Keep only the lines that hold the string "Boyd", filtering out the rest of the entries below.

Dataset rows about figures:

- - - - - - -

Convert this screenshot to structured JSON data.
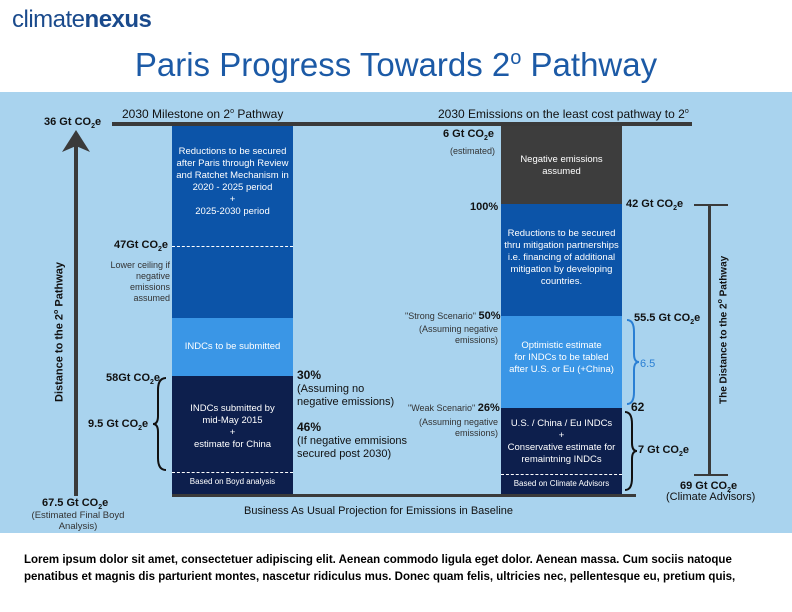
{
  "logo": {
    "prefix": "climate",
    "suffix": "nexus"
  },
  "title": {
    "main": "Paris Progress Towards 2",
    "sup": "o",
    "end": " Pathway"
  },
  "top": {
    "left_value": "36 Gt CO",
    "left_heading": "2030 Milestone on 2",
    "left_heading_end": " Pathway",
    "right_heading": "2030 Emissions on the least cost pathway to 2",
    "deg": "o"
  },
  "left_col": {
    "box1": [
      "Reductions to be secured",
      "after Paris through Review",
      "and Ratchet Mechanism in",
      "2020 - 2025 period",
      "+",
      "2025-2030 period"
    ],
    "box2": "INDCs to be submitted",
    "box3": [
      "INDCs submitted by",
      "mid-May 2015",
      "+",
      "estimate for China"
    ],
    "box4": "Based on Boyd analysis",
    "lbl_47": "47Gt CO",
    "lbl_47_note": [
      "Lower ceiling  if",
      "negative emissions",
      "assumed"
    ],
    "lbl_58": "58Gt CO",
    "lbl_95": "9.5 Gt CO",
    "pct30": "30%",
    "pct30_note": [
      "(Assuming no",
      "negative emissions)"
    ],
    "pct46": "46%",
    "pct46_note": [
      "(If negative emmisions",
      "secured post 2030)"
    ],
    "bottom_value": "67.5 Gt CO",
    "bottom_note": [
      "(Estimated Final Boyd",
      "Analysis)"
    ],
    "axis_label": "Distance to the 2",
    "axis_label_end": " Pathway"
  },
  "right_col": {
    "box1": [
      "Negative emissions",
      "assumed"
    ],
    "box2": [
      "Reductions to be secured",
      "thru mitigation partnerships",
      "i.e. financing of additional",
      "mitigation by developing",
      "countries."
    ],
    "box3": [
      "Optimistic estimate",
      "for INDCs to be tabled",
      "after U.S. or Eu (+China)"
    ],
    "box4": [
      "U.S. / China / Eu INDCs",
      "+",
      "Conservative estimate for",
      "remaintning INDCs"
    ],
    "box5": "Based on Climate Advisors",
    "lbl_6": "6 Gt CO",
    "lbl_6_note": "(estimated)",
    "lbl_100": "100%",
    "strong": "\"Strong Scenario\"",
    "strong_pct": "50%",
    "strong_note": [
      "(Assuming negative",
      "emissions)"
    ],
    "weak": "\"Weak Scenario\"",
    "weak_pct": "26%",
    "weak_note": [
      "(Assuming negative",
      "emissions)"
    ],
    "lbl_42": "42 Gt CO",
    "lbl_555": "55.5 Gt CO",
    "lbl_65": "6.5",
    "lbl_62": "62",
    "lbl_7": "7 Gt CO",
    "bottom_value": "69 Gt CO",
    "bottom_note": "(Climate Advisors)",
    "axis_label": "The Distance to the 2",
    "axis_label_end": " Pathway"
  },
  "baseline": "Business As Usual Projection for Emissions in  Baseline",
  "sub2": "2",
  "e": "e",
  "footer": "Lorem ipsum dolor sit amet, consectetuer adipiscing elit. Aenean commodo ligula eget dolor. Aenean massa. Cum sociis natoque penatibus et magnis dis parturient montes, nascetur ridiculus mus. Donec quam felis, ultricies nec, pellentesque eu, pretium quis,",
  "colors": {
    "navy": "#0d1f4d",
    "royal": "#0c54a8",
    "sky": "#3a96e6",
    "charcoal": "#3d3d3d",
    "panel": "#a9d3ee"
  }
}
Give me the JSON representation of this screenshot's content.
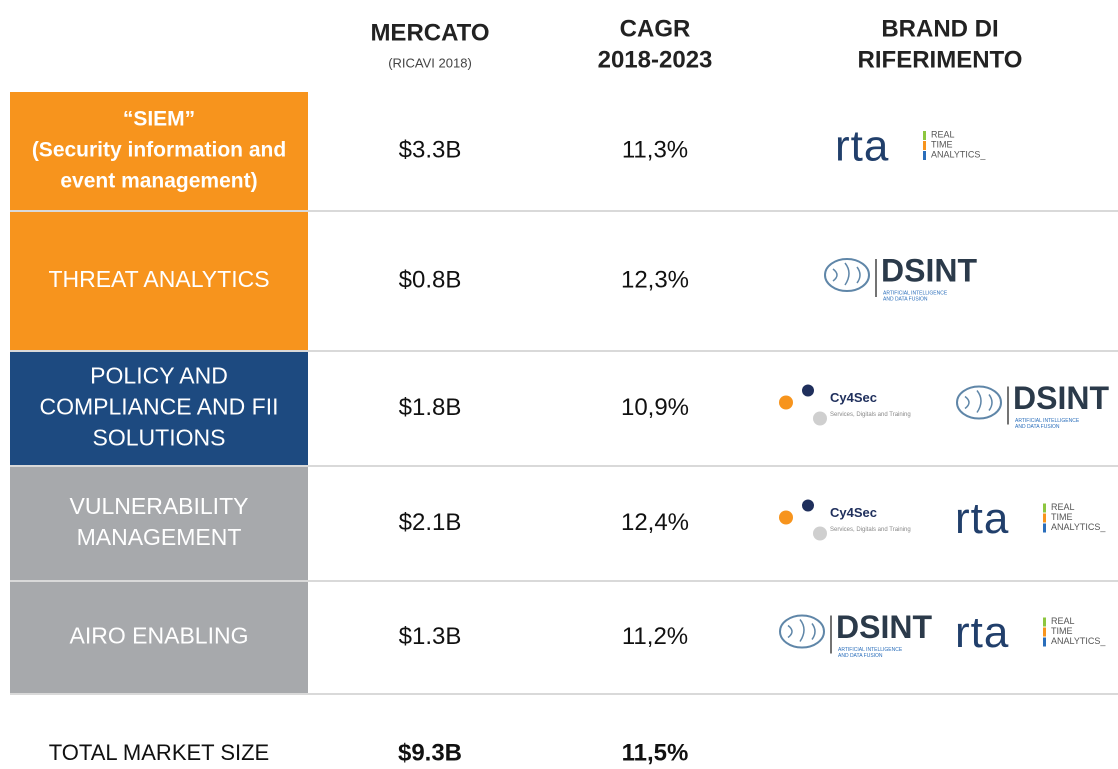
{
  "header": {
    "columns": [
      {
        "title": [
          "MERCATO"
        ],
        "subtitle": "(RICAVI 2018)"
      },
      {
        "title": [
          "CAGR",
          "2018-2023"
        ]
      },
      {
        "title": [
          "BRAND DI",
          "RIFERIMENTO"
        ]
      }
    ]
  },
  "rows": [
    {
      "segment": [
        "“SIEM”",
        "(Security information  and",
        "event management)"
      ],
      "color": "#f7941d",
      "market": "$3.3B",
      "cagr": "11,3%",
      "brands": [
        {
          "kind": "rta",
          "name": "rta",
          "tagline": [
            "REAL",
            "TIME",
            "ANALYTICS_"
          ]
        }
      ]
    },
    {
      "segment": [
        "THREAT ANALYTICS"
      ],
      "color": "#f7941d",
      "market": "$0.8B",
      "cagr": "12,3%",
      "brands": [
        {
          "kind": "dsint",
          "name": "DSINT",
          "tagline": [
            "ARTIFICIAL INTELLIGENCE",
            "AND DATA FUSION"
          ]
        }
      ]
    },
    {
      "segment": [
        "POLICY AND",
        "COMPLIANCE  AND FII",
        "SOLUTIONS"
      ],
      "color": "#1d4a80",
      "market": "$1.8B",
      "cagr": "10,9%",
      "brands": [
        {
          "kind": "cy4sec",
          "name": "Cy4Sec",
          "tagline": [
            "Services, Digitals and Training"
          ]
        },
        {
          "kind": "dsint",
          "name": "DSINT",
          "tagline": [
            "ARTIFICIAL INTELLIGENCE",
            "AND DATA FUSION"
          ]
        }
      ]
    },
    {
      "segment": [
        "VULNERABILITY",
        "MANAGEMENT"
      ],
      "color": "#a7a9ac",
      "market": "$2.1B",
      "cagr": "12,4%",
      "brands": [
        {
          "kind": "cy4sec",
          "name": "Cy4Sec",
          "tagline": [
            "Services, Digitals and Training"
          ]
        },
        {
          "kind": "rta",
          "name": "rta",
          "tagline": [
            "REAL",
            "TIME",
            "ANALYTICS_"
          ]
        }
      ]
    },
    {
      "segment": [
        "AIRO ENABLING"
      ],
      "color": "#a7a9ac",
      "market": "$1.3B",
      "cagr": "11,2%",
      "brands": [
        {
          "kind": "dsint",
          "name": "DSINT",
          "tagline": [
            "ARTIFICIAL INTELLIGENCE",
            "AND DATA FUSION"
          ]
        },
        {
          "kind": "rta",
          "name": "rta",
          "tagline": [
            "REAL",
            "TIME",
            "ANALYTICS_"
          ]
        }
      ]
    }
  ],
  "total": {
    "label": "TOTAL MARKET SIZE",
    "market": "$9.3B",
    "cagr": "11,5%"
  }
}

- - - - - - -

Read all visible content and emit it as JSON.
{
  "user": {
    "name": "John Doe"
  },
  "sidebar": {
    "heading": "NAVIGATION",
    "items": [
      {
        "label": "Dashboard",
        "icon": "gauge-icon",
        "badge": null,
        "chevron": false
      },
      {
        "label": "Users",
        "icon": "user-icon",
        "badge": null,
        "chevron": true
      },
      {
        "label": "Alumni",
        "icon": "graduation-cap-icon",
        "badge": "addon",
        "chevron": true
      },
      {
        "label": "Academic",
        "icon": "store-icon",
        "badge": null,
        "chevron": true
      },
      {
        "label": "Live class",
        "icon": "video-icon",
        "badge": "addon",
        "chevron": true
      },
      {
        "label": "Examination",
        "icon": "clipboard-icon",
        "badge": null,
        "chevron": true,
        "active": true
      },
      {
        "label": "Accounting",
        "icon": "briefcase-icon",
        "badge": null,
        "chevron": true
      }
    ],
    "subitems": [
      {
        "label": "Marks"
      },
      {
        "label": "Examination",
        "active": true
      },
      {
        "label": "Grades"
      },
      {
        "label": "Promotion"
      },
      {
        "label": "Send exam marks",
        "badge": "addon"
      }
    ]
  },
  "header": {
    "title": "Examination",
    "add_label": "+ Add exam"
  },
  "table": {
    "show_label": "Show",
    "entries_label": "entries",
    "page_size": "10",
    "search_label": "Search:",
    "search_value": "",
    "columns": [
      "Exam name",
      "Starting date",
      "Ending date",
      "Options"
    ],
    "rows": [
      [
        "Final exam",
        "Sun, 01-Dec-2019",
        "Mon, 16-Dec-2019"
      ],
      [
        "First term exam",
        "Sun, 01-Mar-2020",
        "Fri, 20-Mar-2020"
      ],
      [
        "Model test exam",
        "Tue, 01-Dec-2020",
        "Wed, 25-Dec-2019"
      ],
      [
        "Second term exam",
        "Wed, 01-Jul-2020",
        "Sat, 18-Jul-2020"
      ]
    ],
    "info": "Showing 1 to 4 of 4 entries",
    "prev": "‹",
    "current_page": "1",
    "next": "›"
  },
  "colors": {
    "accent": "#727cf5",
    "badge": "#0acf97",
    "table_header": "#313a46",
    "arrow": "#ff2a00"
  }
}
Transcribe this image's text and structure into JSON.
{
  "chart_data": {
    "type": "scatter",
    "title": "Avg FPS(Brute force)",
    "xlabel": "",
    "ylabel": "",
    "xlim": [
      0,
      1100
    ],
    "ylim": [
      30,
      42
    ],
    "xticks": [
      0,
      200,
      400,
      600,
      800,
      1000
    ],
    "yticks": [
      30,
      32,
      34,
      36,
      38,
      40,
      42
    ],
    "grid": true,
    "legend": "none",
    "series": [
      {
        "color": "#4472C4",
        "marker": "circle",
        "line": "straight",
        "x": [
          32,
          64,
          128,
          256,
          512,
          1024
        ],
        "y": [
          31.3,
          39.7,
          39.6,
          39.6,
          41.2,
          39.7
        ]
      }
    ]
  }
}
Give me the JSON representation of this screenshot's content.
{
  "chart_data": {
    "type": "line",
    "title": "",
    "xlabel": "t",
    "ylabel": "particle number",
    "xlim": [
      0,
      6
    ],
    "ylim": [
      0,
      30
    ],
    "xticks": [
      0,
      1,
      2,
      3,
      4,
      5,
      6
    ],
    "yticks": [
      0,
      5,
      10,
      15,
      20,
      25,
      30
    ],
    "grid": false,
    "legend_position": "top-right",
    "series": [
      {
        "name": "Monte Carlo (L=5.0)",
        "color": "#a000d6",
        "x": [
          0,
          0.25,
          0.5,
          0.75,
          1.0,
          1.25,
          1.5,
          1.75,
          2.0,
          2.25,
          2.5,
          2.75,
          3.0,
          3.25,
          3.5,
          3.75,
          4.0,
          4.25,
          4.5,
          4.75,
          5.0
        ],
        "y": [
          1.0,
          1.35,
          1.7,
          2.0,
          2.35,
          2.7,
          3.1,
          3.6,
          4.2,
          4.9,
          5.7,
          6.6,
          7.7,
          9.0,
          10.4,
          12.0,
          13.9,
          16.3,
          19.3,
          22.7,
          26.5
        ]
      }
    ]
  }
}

- - - - - - -

» **FINAL RESULT**
    "box4": "Based on Boyd analysis",
      "(Estimated Final Boyd",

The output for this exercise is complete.